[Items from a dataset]
** begin **

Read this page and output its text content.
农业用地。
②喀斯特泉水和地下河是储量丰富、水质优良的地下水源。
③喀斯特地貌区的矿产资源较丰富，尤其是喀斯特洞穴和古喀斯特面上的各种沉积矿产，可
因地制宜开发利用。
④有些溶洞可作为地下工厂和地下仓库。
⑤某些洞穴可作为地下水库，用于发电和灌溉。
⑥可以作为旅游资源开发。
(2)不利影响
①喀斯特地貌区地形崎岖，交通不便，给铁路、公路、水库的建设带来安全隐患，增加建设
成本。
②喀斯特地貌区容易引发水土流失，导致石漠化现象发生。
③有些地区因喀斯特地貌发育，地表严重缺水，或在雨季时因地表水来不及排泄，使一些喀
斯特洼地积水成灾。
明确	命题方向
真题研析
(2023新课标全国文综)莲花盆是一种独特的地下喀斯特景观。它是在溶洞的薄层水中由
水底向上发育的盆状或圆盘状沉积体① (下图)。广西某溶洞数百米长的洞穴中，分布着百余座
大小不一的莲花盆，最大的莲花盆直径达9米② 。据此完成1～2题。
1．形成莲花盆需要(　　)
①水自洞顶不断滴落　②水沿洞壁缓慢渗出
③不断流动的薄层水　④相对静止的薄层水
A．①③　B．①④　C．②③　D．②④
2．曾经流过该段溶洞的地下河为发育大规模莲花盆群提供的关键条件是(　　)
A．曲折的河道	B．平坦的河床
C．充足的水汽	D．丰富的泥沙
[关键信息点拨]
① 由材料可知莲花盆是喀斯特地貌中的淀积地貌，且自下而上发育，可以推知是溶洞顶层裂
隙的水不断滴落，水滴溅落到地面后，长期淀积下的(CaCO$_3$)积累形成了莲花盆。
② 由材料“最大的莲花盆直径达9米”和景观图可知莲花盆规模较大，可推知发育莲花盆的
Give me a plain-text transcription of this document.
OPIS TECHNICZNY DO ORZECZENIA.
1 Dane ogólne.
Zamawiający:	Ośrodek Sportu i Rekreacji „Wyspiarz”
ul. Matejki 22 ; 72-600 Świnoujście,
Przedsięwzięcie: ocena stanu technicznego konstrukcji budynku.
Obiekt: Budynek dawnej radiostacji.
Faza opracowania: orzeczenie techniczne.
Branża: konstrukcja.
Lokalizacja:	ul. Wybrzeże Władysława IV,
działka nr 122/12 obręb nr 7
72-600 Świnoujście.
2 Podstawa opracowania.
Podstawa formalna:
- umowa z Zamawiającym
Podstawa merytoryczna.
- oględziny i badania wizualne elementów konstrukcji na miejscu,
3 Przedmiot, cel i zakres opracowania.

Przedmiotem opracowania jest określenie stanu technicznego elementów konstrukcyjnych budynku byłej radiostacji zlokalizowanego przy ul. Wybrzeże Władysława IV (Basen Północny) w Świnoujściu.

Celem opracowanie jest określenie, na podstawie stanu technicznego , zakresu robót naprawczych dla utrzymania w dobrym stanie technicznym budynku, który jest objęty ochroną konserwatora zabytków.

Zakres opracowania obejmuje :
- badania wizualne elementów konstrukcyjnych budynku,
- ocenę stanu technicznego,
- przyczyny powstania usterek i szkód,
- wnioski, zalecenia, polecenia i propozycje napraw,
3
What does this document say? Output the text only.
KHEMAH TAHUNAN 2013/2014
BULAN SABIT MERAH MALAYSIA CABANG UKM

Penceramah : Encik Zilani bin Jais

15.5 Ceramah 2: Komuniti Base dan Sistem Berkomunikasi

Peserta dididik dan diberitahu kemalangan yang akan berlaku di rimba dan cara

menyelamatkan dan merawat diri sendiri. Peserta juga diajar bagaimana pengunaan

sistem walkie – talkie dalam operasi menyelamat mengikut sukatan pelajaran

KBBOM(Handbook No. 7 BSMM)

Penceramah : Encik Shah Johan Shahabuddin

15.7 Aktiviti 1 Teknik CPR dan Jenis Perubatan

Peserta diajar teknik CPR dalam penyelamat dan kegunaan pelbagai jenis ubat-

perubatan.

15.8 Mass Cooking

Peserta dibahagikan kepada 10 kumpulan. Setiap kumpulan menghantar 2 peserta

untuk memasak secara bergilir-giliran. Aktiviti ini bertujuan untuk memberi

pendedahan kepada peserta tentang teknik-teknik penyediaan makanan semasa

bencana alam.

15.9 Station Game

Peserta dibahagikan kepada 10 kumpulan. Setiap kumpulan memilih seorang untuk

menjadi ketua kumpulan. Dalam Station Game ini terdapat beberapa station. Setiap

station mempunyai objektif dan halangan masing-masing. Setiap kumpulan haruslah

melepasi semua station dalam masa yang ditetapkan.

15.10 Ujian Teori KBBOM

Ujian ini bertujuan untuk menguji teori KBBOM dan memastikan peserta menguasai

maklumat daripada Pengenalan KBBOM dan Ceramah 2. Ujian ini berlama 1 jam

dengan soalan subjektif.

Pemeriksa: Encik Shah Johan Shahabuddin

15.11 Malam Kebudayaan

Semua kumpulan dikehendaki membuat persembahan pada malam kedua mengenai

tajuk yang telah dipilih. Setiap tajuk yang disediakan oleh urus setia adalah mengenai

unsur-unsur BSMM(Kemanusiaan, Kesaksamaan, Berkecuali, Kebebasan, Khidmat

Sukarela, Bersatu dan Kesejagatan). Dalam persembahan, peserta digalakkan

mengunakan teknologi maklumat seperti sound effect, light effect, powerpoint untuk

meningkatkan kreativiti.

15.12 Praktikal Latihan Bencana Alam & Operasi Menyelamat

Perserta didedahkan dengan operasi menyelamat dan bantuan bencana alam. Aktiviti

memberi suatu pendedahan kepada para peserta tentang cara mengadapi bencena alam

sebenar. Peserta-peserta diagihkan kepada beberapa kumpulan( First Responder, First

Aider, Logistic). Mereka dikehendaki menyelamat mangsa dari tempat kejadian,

** end **

▶ [Task details]:
Output the listing above without altering a single character.

▶ [Exercise solution]:
Read this page and output its text content.
农业用地。
②喀斯特泉水和地下河是储量丰富、水质优良的地下水源。
③喀斯特地貌区的矿产资源较丰富，尤其是喀斯特洞穴和古喀斯特面上的各种沉积矿产，可
因地制宜开发利用。
④有些溶洞可作为地下工厂和地下仓库。
⑤某些洞穴可作为地下水库，用于发电和灌溉。
⑥可以作为旅游资源开发。
(2)不利影响
①喀斯特地貌区地形崎岖，交通不便，给铁路、公路、水库的建设带来安全隐患，增加建设
成本。
②喀斯特地貌区容易引发水土流失，导致石漠化现象发生。
③有些地区因喀斯特地貌发育，地表严重缺水，或在雨季时因地表水来不及排泄，使一些喀
斯特洼地积水成灾。
明确	命题方向
真题研析
(2023新课标全国文综)莲花盆是一种独特的地下喀斯特景观。它是在溶洞的薄层水中由
水底向上发育的盆状或圆盘状沉积体① (下图)。广西某溶洞数百米长的洞穴中，分布着百余座
大小不一的莲花盆，最大的莲花盆直径达9米② 。据此完成1～2题。
1．形成莲花盆需要(　　)
①水自洞顶不断滴落　②水沿洞壁缓慢渗出
③不断流动的薄层水　④相对静止的薄层水
A．①③　B．①④　C．②③　D．②④
2．曾经流过该段溶洞的地下河为发育大规模莲花盆群提供的关键条件是(　　)
A．曲折的河道	B．平坦的河床
C．充足的水汽	D．丰富的泥沙
[关键信息点拨]
① 由材料可知莲花盆是喀斯特地貌中的淀积地貌，且自下而上发育，可以推知是溶洞顶层裂
隙的水不断滴落，水滴溅落到地面后，长期淀积下的(CaCO$_3$)积累形成了莲花盆。
② 由材料“最大的莲花盆直径达9米”和景观图可知莲花盆规模较大，可推知发育莲花盆的
Give me a plain-text transcription of this document.
OPIS TECHNICZNY DO ORZECZENIA.
1 Dane ogólne.
Zamawiający:	Ośrodek Sportu i Rekreacji „Wyspiarz”
ul. Matejki 22 ; 72-600 Świnoujście,
Przedsięwzięcie: ocena stanu technicznego konstrukcji budynku.
Obiekt: Budynek dawnej radiostacji.
Faza opracowania: orzeczenie techniczne.
Branża: konstrukcja.
Lokalizacja:	ul. Wybrzeże Władysława IV,
działka nr 122/12 obręb nr 7
72-600 Świnoujście.
2 Podstawa opracowania.
Podstawa formalna:
- umowa z Zamawiającym
Podstawa merytoryczna.
- oględziny i badania wizualne elementów konstrukcji na miejscu,
3 Przedmiot, cel i zakres opracowania.

Przedmiotem opracowania jest określenie stanu technicznego elementów konstrukcyjnych budynku byłej radiostacji zlokalizowanego przy ul. Wybrzeże Władysława IV (Basen Północny) w Świnoujściu.

Celem opracowanie jest określenie, na podstawie stanu technicznego , zakresu robót naprawczych dla utrzymania w dobrym stanie technicznym budynku, który jest objęty ochroną konserwatora zabytków.

Zakres opracowania obejmuje :
- badania wizualne elementów konstrukcyjnych budynku,
- ocenę stanu technicznego,
- przyczyny powstania usterek i szkód,
- wnioski, zalecenia, polecenia i propozycje napraw,
3
What does this document say? Output the text only.
KHEMAH TAHUNAN 2013/2014
BULAN SABIT MERAH MALAYSIA CABANG UKM

Penceramah : Encik Zilani bin Jais

15.5 Ceramah 2: Komuniti Base dan Sistem Berkomunikasi

Peserta dididik dan diberitahu kemalangan yang akan berlaku di rimba dan cara

menyelamatkan dan merawat diri sendiri. Peserta juga diajar bagaimana pengunaan

sistem walkie – talkie dalam operasi menyelamat mengikut sukatan pelajaran

KBBOM(Handbook No. 7 BSMM)

Penceramah : Encik Shah Johan Shahabuddin

15.7 Aktiviti 1 Teknik CPR dan Jenis Perubatan

Peserta diajar teknik CPR dalam penyelamat dan kegunaan pelbagai jenis ubat-

perubatan.

15.8 Mass Cooking

Peserta dibahagikan kepada 10 kumpulan. Setiap kumpulan menghantar 2 peserta

untuk memasak secara bergilir-giliran. Aktiviti ini bertujuan untuk memberi

pendedahan kepada peserta tentang teknik-teknik penyediaan makanan semasa

bencana alam.

15.9 Station Game

Peserta dibahagikan kepada 10 kumpulan. Setiap kumpulan memilih seorang untuk

menjadi ketua kumpulan. Dalam Station Game ini terdapat beberapa station. Setiap

station mempunyai objektif dan halangan masing-masing. Setiap kumpulan haruslah

melepasi semua station dalam masa yang ditetapkan.

15.10 Ujian Teori KBBOM

Ujian ini bertujuan untuk menguji teori KBBOM dan memastikan peserta menguasai

maklumat daripada Pengenalan KBBOM dan Ceramah 2. Ujian ini berlama 1 jam

dengan soalan subjektif.

Pemeriksa: Encik Shah Johan Shahabuddin

15.11 Malam Kebudayaan

Semua kumpulan dikehendaki membuat persembahan pada malam kedua mengenai

tajuk yang telah dipilih. Setiap tajuk yang disediakan oleh urus setia adalah mengenai

unsur-unsur BSMM(Kemanusiaan, Kesaksamaan, Berkecuali, Kebebasan, Khidmat

Sukarela, Bersatu dan Kesejagatan). Dalam persembahan, peserta digalakkan

mengunakan teknologi maklumat seperti sound effect, light effect, powerpoint untuk

meningkatkan kreativiti.

15.12 Praktikal Latihan Bencana Alam & Operasi Menyelamat

Perserta didedahkan dengan operasi menyelamat dan bantuan bencana alam. Aktiviti

memberi suatu pendedahan kepada para peserta tentang cara mengadapi bencena alam

sebenar. Peserta-peserta diagihkan kepada beberapa kumpulan( First Responder, First

Aider, Logistic). Mereka dikehendaki menyelamat mangsa dari tempat kejadian,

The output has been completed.